Problem to work on: Using the listing below, report all lines holding the word "digit".
--- START OF Task data ---
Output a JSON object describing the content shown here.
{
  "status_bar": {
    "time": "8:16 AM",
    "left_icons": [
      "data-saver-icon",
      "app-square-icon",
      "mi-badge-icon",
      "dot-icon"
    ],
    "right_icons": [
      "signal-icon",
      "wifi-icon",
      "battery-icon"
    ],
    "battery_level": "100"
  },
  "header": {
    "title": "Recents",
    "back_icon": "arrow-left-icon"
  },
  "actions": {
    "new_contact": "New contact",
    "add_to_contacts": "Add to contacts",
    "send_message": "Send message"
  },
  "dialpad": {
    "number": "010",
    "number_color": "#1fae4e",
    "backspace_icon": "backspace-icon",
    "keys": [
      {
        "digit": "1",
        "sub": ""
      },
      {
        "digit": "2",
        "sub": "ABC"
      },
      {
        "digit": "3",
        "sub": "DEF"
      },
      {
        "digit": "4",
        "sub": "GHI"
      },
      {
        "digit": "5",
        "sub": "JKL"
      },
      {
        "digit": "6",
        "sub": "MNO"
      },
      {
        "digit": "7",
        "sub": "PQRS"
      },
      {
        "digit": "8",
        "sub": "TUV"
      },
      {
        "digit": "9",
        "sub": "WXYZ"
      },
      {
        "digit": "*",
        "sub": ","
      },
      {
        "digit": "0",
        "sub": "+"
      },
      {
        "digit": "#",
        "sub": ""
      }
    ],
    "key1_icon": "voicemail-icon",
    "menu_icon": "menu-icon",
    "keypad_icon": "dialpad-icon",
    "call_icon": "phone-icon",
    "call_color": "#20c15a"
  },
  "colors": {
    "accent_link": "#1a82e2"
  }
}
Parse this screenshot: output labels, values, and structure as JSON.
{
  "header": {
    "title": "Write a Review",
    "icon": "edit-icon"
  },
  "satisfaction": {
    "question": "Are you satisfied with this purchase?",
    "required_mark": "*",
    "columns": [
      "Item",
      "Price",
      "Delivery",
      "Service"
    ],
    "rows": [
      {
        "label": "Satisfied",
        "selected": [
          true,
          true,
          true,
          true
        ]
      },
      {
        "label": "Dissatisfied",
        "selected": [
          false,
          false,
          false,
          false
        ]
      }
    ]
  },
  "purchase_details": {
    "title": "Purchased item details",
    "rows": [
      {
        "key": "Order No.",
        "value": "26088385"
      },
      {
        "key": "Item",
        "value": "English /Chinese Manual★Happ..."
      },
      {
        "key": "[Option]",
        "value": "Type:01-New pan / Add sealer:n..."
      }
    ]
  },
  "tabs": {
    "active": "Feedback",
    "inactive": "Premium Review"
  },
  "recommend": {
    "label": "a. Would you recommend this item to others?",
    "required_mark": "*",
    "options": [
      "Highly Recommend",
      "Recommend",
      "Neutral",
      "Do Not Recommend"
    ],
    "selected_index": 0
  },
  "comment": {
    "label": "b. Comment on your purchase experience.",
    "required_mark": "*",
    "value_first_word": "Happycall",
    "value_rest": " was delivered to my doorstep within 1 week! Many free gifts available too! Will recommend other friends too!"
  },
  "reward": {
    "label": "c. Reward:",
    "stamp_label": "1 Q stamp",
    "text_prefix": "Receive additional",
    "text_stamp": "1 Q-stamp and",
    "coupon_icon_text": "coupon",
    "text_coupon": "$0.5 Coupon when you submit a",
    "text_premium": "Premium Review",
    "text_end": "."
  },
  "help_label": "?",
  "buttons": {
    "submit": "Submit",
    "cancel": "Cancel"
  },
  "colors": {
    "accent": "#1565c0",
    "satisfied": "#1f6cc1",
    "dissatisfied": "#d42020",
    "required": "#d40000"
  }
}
--- END OF Task data ---
--- START OF Task data ---
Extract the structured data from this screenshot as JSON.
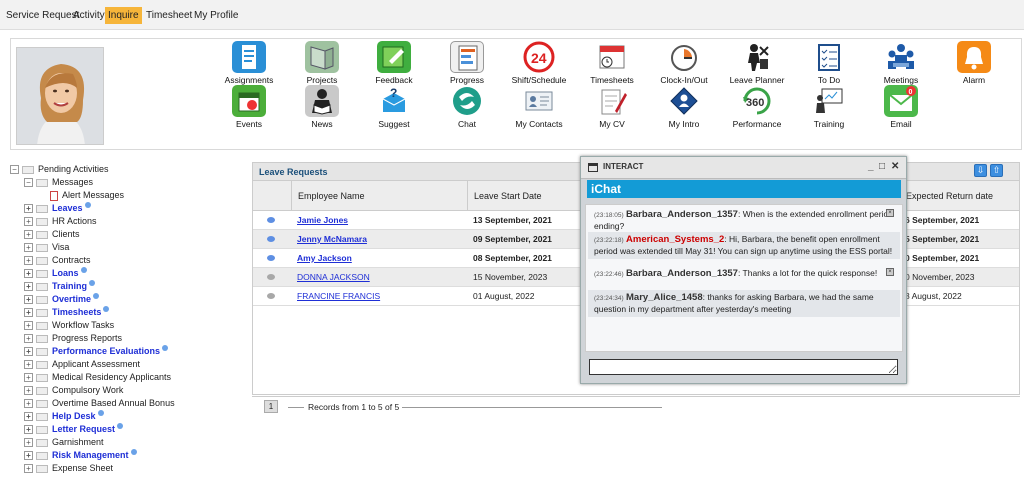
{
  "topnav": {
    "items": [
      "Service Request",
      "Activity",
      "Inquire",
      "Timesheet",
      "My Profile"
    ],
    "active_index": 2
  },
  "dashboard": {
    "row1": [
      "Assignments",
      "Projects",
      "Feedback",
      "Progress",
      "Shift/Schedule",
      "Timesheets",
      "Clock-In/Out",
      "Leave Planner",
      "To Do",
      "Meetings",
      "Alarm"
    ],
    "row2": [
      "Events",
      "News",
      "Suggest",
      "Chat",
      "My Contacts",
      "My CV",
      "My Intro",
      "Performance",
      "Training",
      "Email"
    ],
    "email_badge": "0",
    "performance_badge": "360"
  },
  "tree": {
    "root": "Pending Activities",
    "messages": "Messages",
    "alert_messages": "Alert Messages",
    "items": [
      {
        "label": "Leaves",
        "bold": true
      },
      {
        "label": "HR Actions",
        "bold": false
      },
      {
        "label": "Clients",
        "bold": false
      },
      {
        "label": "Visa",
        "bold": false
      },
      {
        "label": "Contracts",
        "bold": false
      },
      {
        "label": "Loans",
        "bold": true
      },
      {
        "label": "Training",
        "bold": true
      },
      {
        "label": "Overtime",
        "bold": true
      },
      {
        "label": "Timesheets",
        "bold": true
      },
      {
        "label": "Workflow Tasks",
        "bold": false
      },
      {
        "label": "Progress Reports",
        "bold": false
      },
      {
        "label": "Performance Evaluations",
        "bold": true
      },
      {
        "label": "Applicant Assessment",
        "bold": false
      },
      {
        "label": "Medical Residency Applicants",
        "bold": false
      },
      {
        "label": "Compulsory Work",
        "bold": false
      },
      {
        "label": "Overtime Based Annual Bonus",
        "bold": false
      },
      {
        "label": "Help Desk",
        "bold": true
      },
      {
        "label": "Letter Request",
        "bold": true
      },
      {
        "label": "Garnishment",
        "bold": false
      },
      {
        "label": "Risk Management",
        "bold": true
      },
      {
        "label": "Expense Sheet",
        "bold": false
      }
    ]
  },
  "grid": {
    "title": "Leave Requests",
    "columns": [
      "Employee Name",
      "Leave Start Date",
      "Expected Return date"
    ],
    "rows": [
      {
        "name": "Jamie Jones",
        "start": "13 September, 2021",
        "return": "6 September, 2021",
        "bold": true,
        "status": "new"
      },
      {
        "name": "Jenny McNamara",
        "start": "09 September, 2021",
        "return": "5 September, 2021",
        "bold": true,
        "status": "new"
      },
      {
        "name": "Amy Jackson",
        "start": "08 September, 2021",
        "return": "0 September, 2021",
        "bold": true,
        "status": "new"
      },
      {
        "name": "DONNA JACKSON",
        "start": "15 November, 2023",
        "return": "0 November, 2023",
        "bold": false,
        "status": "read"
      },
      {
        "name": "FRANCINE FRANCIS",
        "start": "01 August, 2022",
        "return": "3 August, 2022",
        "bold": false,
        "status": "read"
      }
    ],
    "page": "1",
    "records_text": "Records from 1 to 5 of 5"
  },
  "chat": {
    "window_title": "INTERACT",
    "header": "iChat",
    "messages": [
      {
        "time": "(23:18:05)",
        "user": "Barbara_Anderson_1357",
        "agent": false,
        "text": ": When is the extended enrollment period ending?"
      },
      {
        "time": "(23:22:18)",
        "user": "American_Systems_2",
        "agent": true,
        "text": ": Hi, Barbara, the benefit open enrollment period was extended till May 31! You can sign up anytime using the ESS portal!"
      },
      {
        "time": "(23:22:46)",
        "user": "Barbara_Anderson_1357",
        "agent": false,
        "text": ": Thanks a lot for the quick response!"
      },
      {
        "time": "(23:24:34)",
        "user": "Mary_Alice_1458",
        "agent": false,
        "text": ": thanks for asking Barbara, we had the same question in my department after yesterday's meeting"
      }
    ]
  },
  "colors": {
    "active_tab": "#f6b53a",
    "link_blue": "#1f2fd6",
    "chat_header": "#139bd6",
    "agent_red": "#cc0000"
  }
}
--- END OF Task data ---
Finished answer:
        "digit": "1",
        "digit": "2",
        "digit": "3",
        "digit": "4",
        "digit": "5",
        "digit": "6",
        "digit": "7",
        "digit": "8",
        "digit": "9",
        "digit": "*",
        "digit": "0",
        "digit": "#",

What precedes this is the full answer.